• INSTRUCTIONS TO FOLLOW
Every line that contains the word "this" should be copied.

┌─ SUPPLIED RECORDS

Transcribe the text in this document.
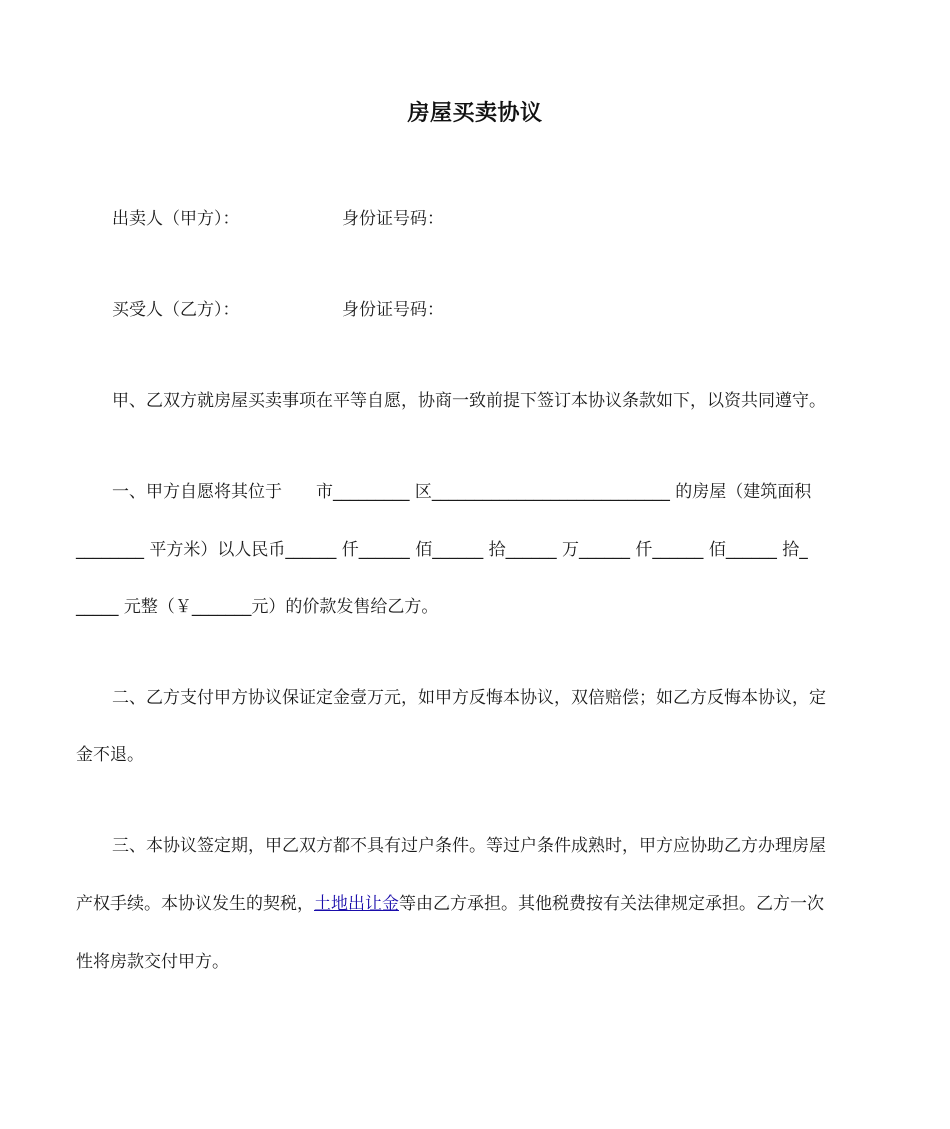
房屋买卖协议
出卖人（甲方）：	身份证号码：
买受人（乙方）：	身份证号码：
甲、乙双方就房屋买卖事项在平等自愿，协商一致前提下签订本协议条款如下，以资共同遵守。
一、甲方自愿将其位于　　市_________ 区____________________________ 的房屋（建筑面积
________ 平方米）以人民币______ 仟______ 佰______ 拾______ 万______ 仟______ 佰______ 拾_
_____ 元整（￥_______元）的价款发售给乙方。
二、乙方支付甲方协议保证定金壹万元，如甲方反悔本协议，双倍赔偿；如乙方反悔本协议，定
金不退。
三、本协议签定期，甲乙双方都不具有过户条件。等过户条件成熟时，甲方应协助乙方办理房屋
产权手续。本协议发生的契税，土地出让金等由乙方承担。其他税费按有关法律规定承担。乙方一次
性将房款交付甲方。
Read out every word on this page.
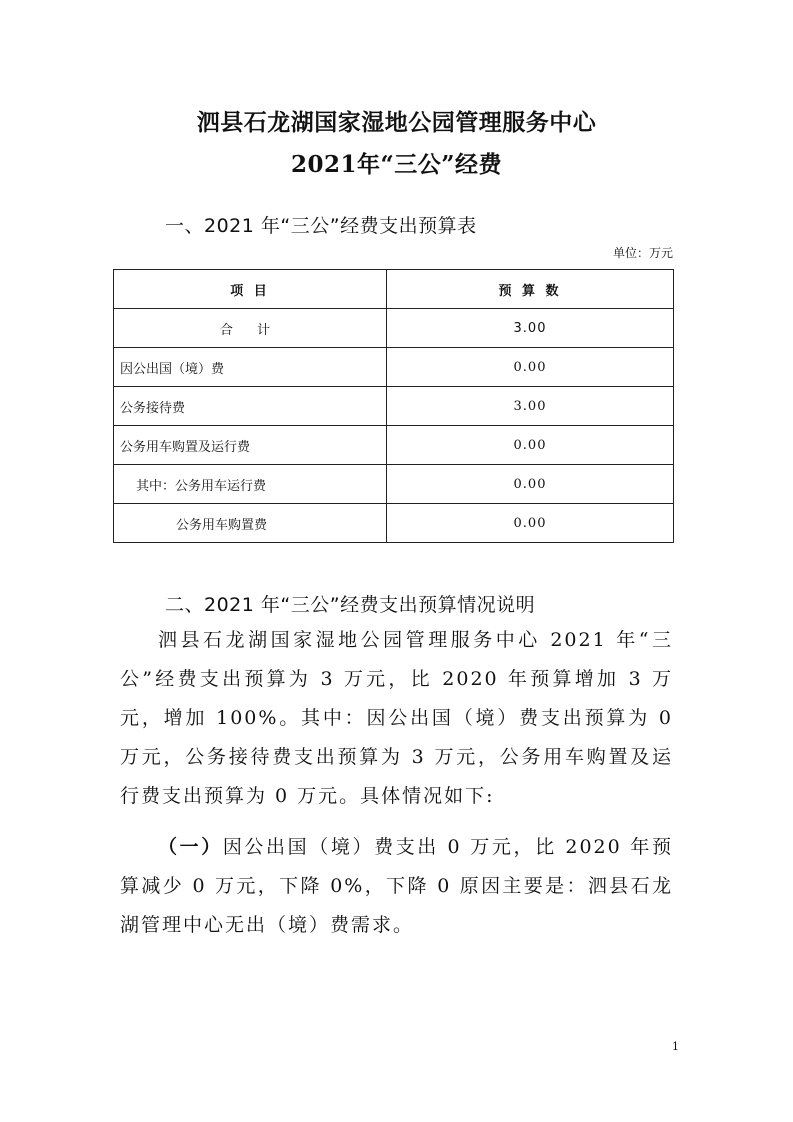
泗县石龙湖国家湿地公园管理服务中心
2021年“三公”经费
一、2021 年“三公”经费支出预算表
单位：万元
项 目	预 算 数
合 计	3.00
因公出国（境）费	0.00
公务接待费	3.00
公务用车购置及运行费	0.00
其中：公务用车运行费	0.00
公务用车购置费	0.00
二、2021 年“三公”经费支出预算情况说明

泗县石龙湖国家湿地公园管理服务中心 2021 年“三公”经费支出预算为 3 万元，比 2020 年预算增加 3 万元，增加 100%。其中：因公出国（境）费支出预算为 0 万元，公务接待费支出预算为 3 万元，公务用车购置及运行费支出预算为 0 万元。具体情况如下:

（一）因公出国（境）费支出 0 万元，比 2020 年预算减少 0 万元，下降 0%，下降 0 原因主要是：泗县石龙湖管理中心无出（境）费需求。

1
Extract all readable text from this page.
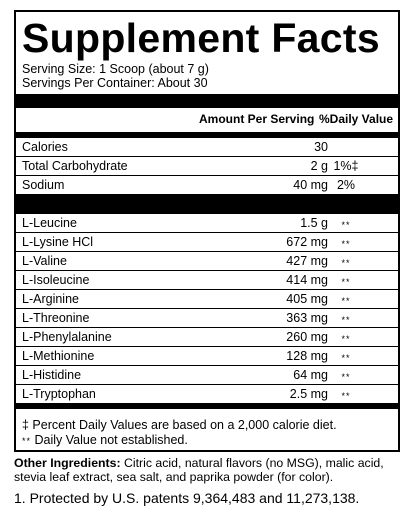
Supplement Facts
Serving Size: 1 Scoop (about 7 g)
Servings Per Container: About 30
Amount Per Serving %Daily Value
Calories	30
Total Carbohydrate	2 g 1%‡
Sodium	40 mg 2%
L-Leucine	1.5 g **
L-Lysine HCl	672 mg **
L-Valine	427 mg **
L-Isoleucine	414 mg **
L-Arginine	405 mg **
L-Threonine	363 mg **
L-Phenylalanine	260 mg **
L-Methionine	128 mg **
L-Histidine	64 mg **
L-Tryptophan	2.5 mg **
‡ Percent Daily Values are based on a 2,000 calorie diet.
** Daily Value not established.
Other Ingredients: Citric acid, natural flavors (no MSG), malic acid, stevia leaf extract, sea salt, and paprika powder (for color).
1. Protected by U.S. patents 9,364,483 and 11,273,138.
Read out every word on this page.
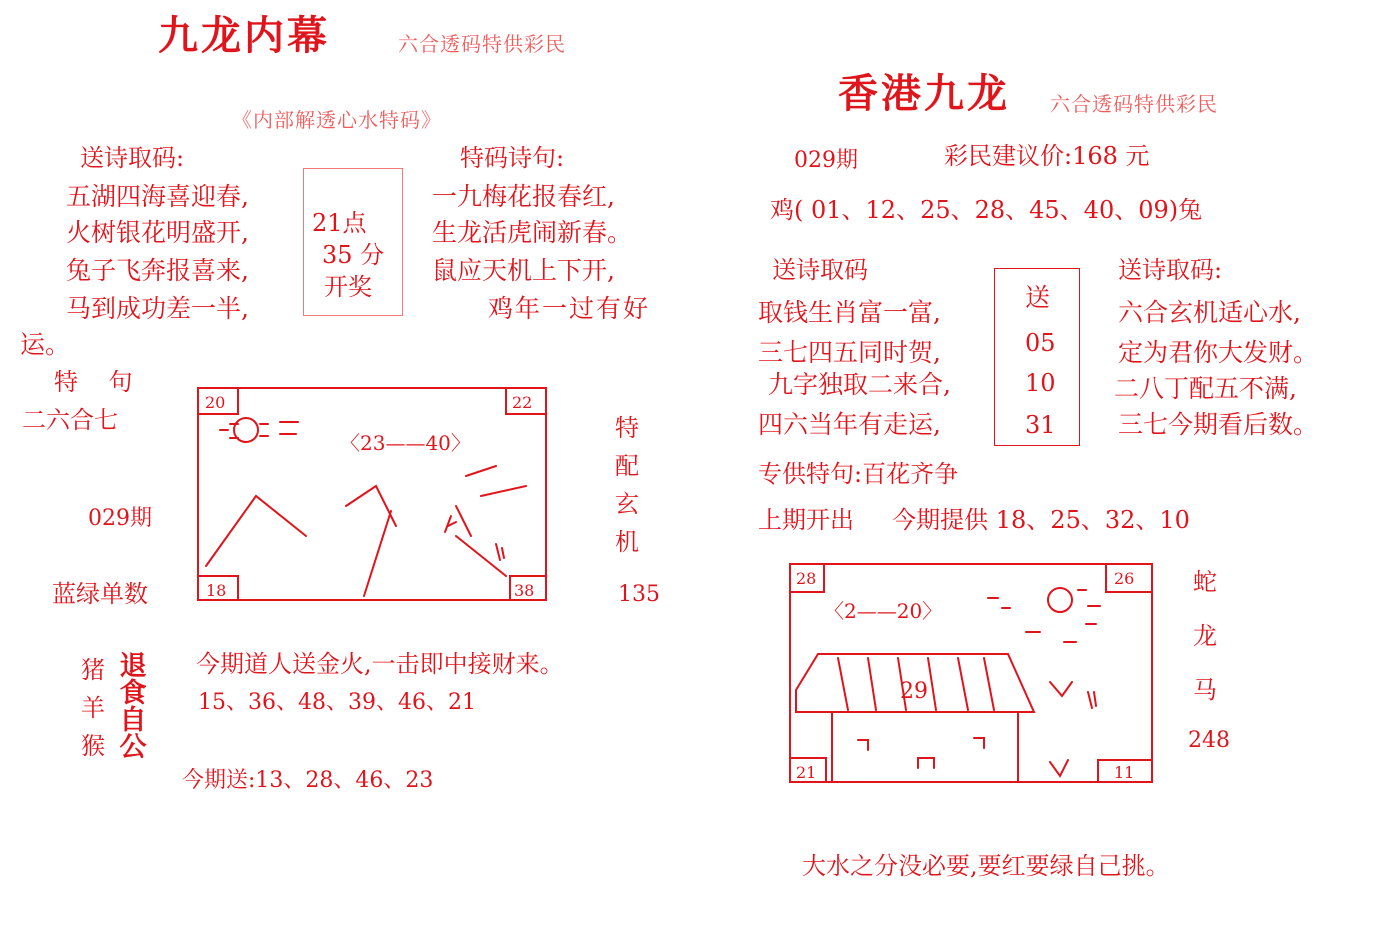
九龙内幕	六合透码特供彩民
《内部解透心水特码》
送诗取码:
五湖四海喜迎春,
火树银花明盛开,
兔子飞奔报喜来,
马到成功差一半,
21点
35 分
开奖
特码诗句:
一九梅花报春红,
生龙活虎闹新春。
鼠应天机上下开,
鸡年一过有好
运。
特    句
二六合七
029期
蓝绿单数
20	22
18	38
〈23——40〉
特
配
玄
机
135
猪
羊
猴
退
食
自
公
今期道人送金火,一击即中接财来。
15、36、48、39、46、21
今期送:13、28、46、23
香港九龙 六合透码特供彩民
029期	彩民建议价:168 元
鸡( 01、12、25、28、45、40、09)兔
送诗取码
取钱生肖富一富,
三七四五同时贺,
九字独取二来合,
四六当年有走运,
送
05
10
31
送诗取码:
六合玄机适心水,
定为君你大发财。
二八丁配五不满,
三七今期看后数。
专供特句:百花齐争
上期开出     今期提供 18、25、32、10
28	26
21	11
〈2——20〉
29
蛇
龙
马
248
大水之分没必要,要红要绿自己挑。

└─

• FINISHED TASK
Transcribe the text in this document.
Read out every word on this page.
Extract all readable text from this page.
Read out every word on this page.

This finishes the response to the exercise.